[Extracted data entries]
----

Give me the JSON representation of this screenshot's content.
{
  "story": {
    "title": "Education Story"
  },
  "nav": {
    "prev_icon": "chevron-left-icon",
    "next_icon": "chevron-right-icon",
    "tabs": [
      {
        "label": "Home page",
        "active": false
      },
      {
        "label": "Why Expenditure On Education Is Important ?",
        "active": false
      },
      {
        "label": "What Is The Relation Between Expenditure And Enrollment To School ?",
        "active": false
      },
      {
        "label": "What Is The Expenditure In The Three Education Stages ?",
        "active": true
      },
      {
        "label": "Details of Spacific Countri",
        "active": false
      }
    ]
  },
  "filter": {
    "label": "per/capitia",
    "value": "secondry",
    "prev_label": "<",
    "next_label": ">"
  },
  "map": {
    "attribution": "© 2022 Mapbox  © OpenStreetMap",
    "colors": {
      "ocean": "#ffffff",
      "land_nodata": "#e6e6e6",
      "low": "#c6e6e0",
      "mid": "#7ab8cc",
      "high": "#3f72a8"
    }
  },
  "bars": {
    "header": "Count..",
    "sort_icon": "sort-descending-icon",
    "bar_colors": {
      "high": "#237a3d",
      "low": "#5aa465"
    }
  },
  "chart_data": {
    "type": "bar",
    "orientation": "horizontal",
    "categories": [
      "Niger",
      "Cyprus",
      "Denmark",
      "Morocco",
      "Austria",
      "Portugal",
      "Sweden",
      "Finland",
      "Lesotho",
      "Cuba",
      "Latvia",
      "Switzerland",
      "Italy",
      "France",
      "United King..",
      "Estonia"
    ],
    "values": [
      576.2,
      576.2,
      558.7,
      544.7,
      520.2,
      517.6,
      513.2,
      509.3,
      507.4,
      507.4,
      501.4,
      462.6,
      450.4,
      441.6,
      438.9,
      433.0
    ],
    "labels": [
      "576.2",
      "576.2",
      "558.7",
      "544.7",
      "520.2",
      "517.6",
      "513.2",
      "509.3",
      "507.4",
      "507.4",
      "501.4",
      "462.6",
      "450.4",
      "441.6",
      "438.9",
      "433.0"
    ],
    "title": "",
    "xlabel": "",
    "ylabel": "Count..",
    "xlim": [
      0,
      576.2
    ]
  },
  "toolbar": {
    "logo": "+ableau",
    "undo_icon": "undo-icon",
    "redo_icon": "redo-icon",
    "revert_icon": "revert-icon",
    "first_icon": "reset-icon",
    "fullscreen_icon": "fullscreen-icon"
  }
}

----

BRIEF:
Each line holding "What" must be found and copied.

SOLUTION TO THE EXERCISE:
        "label": "What Is The Relation Between Expenditure And Enrollment To School ?",
        "label": "What Is The Expenditure In The Three Education Stages ?",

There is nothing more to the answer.